Every entry that follows should be reproduced exactly.

---- Records provided

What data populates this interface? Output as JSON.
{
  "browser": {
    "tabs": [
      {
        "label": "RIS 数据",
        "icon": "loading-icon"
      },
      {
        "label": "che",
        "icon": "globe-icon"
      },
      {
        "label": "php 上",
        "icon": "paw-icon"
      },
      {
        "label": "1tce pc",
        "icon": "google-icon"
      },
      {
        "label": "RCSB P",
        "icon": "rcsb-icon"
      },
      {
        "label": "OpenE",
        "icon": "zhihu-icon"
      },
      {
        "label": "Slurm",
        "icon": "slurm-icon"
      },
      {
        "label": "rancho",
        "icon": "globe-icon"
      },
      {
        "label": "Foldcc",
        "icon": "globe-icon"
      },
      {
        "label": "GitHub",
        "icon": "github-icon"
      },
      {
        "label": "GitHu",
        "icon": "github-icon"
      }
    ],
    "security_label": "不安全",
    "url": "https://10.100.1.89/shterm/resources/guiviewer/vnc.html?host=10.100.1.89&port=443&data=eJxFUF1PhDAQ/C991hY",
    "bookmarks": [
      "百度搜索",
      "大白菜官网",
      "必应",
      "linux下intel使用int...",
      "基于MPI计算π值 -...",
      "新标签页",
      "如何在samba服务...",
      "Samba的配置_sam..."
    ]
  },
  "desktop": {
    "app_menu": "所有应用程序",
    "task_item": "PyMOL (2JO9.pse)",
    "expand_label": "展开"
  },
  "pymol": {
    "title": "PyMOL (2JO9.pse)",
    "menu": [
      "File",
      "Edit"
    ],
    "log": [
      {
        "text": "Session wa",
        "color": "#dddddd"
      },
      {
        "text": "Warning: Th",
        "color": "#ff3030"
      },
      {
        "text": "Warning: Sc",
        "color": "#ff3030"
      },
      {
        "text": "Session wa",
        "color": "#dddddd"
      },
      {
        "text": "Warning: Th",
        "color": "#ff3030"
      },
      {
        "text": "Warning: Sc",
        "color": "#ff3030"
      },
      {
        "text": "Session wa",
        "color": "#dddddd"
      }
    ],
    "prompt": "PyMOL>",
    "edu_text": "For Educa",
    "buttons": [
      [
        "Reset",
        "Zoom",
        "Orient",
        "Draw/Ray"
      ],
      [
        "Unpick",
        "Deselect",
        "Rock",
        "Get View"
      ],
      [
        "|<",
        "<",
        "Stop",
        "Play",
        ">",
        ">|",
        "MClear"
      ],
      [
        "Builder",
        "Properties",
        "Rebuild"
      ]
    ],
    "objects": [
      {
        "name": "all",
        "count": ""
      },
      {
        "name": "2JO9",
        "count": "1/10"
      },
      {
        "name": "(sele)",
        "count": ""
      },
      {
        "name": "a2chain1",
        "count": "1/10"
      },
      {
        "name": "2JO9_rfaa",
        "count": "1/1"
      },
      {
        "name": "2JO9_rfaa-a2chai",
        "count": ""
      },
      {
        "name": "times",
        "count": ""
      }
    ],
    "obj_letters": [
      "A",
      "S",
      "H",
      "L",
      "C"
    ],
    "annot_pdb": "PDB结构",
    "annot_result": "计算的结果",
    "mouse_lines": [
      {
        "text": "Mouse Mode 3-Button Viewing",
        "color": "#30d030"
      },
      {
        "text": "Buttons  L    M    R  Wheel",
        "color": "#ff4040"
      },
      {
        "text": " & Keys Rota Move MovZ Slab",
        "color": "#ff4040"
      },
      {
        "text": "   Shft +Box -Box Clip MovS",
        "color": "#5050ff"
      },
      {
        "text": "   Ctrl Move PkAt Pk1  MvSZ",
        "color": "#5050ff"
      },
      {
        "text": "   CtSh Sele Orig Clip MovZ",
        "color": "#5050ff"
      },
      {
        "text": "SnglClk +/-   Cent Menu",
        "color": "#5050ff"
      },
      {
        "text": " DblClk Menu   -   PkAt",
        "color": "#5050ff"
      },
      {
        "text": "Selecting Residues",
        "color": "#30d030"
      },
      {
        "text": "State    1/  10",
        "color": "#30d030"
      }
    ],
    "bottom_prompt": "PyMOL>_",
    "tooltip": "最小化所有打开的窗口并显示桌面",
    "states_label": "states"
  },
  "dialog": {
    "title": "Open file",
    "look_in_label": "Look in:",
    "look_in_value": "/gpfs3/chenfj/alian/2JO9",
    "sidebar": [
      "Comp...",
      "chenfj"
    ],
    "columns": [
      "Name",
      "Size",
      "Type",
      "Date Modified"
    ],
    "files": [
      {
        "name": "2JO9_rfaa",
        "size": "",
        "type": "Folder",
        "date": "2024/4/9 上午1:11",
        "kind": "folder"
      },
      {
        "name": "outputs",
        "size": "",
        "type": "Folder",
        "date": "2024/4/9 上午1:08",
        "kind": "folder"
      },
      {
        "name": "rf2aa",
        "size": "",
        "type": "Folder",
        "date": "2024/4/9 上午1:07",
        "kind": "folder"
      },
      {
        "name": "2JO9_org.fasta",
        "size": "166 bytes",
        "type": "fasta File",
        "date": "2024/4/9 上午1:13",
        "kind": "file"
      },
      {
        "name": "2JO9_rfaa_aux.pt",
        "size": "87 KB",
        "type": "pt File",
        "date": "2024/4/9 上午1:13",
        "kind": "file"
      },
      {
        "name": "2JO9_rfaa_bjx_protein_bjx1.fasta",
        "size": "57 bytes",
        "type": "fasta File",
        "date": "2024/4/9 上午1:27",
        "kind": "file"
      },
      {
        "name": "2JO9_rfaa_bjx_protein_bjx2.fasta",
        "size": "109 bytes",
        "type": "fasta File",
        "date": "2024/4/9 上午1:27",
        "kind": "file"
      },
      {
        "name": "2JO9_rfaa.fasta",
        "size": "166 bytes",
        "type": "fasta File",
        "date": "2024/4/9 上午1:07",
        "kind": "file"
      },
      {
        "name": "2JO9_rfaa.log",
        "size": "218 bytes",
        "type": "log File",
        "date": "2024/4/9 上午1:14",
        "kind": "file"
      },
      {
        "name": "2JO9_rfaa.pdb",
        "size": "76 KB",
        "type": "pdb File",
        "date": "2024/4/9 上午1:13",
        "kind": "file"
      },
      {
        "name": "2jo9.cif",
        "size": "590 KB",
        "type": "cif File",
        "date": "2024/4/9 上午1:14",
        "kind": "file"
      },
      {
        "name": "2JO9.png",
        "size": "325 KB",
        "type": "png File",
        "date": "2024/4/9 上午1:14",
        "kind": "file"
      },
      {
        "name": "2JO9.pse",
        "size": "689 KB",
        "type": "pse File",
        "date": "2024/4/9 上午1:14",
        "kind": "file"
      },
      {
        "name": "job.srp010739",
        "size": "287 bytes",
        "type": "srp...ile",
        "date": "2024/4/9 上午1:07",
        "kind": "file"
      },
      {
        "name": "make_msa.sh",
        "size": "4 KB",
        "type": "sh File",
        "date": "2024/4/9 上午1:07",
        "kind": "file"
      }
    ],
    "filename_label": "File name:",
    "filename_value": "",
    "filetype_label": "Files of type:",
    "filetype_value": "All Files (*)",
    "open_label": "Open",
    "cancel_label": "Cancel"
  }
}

--------

- Response to this task
What data populates this interface? Output as JSON.
{
  "browser": {
    "tabs": [
      {
        "label": "RIS 数据",
        "icon": "loading-icon"
      },
      {
        "label": "che",
        "icon": "globe-icon"
      },
      {
        "label": "php 上",
        "icon": "paw-icon"
      },
      {
        "label": "1tce pc",
        "icon": "google-icon"
      },
      {
        "label": "RCSB P",
        "icon": "rcsb-icon"
      },
      {
        "label": "OpenE",
        "icon": "zhihu-icon"
      },
      {
        "label": "Slurm",
        "icon": "slurm-icon"
      },
      {
        "label": "rancho",
        "icon": "globe-icon"
      },
      {
        "label": "Foldcc",
        "icon": "globe-icon"
      },
      {
        "label": "GitHub",
        "icon": "github-icon"
      },
      {
        "label": "GitHu",
        "icon": "github-icon"
      }
    ],
    "security_label": "不安全",
    "url": "https://10.100.1.89/shterm/resources/guiviewer/vnc.html?host=10.100.1.89&port=443&data=eJxFUF1PhDAQ/C991hY",
    "bookmarks": [
      "百度搜索",
      "大白菜官网",
      "必应",
      "linux下intel使用int...",
      "基于MPI计算π值 -...",
      "新标签页",
      "如何在samba服务...",
      "Samba的配置_sam..."
    ]
  },
  "desktop": {
    "app_menu": "所有应用程序",
    "task_item": "PyMOL (2JO9.pse)",
    "expand_label": "展开"
  },
  "pymol": {
    "title": "PyMOL (2JO9.pse)",
    "menu": [
      "File",
      "Edit"
    ],
    "log": [
      {
        "text": "Session wa",
        "color": "#dddddd"
      },
      {
        "text": "Warning: Th",
        "color": "#ff3030"
      },
      {
        "text": "Warning: Sc",
        "color": "#ff3030"
      },
      {
        "text": "Session wa",
        "color": "#dddddd"
      },
      {
        "text": "Warning: Th",
        "color": "#ff3030"
      },
      {
        "text": "Warning: Sc",
        "color": "#ff3030"
      },
      {
        "text": "Session wa",
        "color": "#dddddd"
      }
    ],
    "prompt": "PyMOL>",
    "edu_text": "For Educa",
    "buttons": [
      [
        "Reset",
        "Zoom",
        "Orient",
        "Draw/Ray"
      ],
      [
        "Unpick",
        "Deselect",
        "Rock",
        "Get View"
      ],
      [
        "|<",
        "<",
        "Stop",
        "Play",
        ">",
        ">|",
        "MClear"
      ],
      [
        "Builder",
        "Properties",
        "Rebuild"
      ]
    ],
    "objects": [
      {
        "name": "all",
        "count": ""
      },
      {
        "name": "2JO9",
        "count": "1/10"
      },
      {
        "name": "(sele)",
        "count": ""
      },
      {
        "name": "a2chain1",
        "count": "1/10"
      },
      {
        "name": "2JO9_rfaa",
        "count": "1/1"
      },
      {
        "name": "2JO9_rfaa-a2chai",
        "count": ""
      },
      {
        "name": "times",
        "count": ""
      }
    ],
    "obj_letters": [
      "A",
      "S",
      "H",
      "L",
      "C"
    ],
    "annot_pdb": "PDB结构",
    "annot_result": "计算的结果",
    "mouse_lines": [
      {
        "text": "Mouse Mode 3-Button Viewing",
        "color": "#30d030"
      },
      {
        "text": "Buttons  L    M    R  Wheel",
        "color": "#ff4040"
      },
      {
        "text": " & Keys Rota Move MovZ Slab",
        "color": "#ff4040"
      },
      {
        "text": "   Shft +Box -Box Clip MovS",
        "color": "#5050ff"
      },
      {
        "text": "   Ctrl Move PkAt Pk1  MvSZ",
        "color": "#5050ff"
      },
      {
        "text": "   CtSh Sele Orig Clip MovZ",
        "color": "#5050ff"
      },
      {
        "text": "SnglClk +/-   Cent Menu",
        "color": "#5050ff"
      },
      {
        "text": " DblClk Menu   -   PkAt",
        "color": "#5050ff"
      },
      {
        "text": "Selecting Residues",
        "color": "#30d030"
      },
      {
        "text": "State    1/  10",
        "color": "#30d030"
      }
    ],
    "bottom_prompt": "PyMOL>_",
    "tooltip": "最小化所有打开的窗口并显示桌面",
    "states_label": "states"
  },
  "dialog": {
    "title": "Open file",
    "look_in_label": "Look in:",
    "look_in_value": "/gpfs3/chenfj/alian/2JO9",
    "sidebar": [
      "Comp...",
      "chenfj"
    ],
    "columns": [
      "Name",
      "Size",
      "Type",
      "Date Modified"
    ],
    "files": [
      {
        "name": "2JO9_rfaa",
        "size": "",
        "type": "Folder",
        "date": "2024/4/9 上午1:11",
        "kind": "folder"
      },
      {
        "name": "outputs",
        "size": "",
        "type": "Folder",
        "date": "2024/4/9 上午1:08",
        "kind": "folder"
      },
      {
        "name": "rf2aa",
        "size": "",
        "type": "Folder",
        "date": "2024/4/9 上午1:07",
        "kind": "folder"
      },
      {
        "name": "2JO9_org.fasta",
        "size": "166 bytes",
        "type": "fasta File",
        "date": "2024/4/9 上午1:13",
        "kind": "file"
      },
      {
        "name": "2JO9_rfaa_aux.pt",
        "size": "87 KB",
        "type": "pt File",
        "date": "2024/4/9 上午1:13",
        "kind": "file"
      },
      {
        "name": "2JO9_rfaa_bjx_protein_bjx1.fasta",
        "size": "57 bytes",
        "type": "fasta File",
        "date": "2024/4/9 上午1:27",
        "kind": "file"
      },
      {
        "name": "2JO9_rfaa_bjx_protein_bjx2.fasta",
        "size": "109 bytes",
        "type": "fasta File",
        "date": "2024/4/9 上午1:27",
        "kind": "file"
      },
      {
        "name": "2JO9_rfaa.fasta",
        "size": "166 bytes",
        "type": "fasta File",
        "date": "2024/4/9 上午1:07",
        "kind": "file"
      },
      {
        "name": "2JO9_rfaa.log",
        "size": "218 bytes",
        "type": "log File",
        "date": "2024/4/9 上午1:14",
        "kind": "file"
      },
      {
        "name": "2JO9_rfaa.pdb",
        "size": "76 KB",
        "type": "pdb File",
        "date": "2024/4/9 上午1:13",
        "kind": "file"
      },
      {
        "name": "2jo9.cif",
        "size": "590 KB",
        "type": "cif File",
        "date": "2024/4/9 上午1:14",
        "kind": "file"
      },
      {
        "name": "2JO9.png",
        "size": "325 KB",
        "type": "png File",
        "date": "2024/4/9 上午1:14",
        "kind": "file"
      },
      {
        "name": "2JO9.pse",
        "size": "689 KB",
        "type": "pse File",
        "date": "2024/4/9 上午1:14",
        "kind": "file"
      },
      {
        "name": "job.srp010739",
        "size": "287 bytes",
        "type": "srp...ile",
        "date": "2024/4/9 上午1:07",
        "kind": "file"
      },
      {
        "name": "make_msa.sh",
        "size": "4 KB",
        "type": "sh File",
        "date": "2024/4/9 上午1:07",
        "kind": "file"
      }
    ],
    "filename_label": "File name:",
    "filename_value": "",
    "filetype_label": "Files of type:",
    "filetype_value": "All Files (*)",
    "open_label": "Open",
    "cancel_label": "Cancel"
  }
}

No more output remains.